Problem description
Reproduce the records. Keep every word exact and include no images.

─── Given entries

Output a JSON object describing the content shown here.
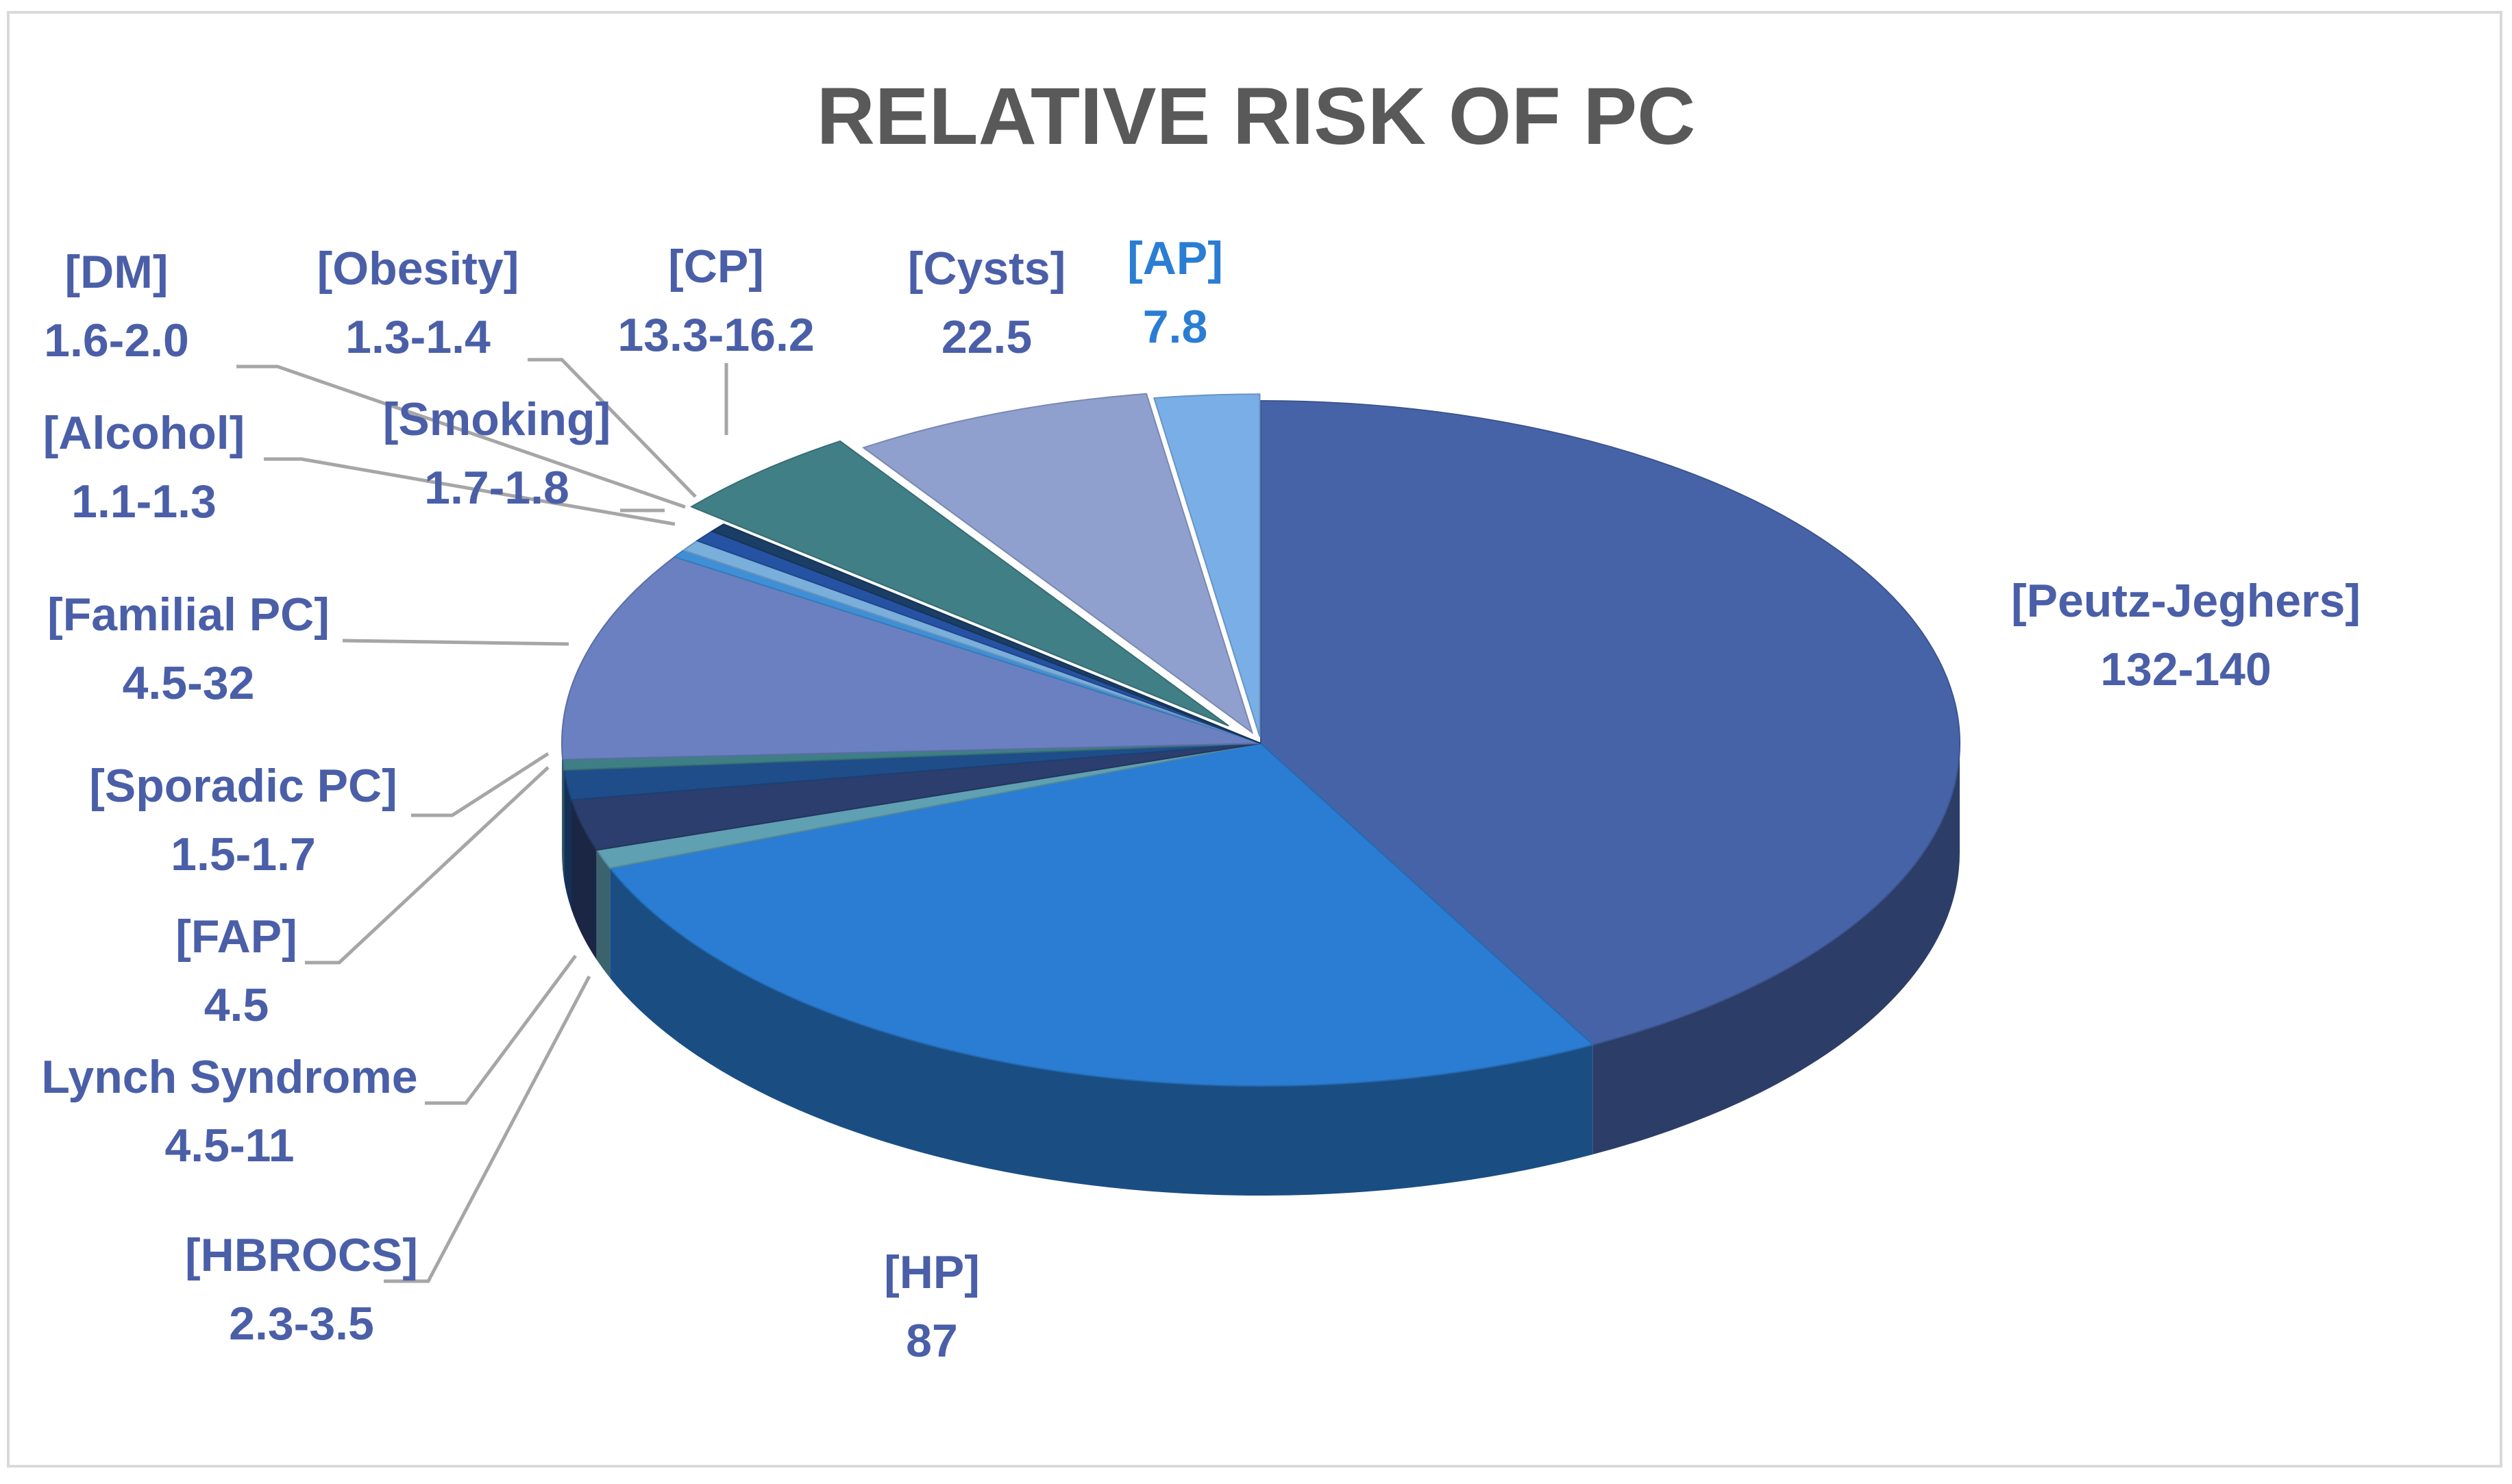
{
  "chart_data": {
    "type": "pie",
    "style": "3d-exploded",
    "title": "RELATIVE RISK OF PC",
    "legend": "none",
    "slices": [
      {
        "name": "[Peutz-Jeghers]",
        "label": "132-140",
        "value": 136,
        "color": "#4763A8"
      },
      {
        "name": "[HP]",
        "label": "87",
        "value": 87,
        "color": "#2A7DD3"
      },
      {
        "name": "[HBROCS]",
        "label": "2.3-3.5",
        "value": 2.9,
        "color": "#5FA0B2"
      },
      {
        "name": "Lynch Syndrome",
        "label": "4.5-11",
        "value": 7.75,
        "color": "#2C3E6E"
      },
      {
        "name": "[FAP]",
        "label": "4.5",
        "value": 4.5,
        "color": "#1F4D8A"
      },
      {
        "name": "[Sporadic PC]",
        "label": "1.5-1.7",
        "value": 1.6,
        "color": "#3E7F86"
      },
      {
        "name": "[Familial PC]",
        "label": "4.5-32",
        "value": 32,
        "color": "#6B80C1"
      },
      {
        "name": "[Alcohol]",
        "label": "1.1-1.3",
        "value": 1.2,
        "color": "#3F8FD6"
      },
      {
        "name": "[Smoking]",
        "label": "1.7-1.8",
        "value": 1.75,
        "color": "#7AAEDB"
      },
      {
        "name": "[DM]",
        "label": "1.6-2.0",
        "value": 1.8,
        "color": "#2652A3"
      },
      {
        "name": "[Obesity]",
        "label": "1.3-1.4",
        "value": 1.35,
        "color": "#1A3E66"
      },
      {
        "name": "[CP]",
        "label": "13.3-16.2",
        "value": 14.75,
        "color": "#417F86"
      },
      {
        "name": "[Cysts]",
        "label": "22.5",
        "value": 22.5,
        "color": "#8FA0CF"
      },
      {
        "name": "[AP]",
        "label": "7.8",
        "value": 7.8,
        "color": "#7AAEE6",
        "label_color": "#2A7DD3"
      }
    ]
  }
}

──────

Response for this exercise
Output a JSON object describing the content shown here.
{
  "chart_data": {
    "type": "pie",
    "style": "3d-exploded",
    "title": "RELATIVE RISK OF PC",
    "legend": "none",
    "slices": [
      {
        "name": "[Peutz-Jeghers]",
        "label": "132-140",
        "value": 136,
        "color": "#4763A8"
      },
      {
        "name": "[HP]",
        "label": "87",
        "value": 87,
        "color": "#2A7DD3"
      },
      {
        "name": "[HBROCS]",
        "label": "2.3-3.5",
        "value": 2.9,
        "color": "#5FA0B2"
      },
      {
        "name": "Lynch Syndrome",
        "label": "4.5-11",
        "value": 7.75,
        "color": "#2C3E6E"
      },
      {
        "name": "[FAP]",
        "label": "4.5",
        "value": 4.5,
        "color": "#1F4D8A"
      },
      {
        "name": "[Sporadic PC]",
        "label": "1.5-1.7",
        "value": 1.6,
        "color": "#3E7F86"
      },
      {
        "name": "[Familial PC]",
        "label": "4.5-32",
        "value": 32,
        "color": "#6B80C1"
      },
      {
        "name": "[Alcohol]",
        "label": "1.1-1.3",
        "value": 1.2,
        "color": "#3F8FD6"
      },
      {
        "name": "[Smoking]",
        "label": "1.7-1.8",
        "value": 1.75,
        "color": "#7AAEDB"
      },
      {
        "name": "[DM]",
        "label": "1.6-2.0",
        "value": 1.8,
        "color": "#2652A3"
      },
      {
        "name": "[Obesity]",
        "label": "1.3-1.4",
        "value": 1.35,
        "color": "#1A3E66"
      },
      {
        "name": "[CP]",
        "label": "13.3-16.2",
        "value": 14.75,
        "color": "#417F86"
      },
      {
        "name": "[Cysts]",
        "label": "22.5",
        "value": 22.5,
        "color": "#8FA0CF"
      },
      {
        "name": "[AP]",
        "label": "7.8",
        "value": 7.8,
        "color": "#7AAEE6",
        "label_color": "#2A7DD3"
      }
    ]
  }
}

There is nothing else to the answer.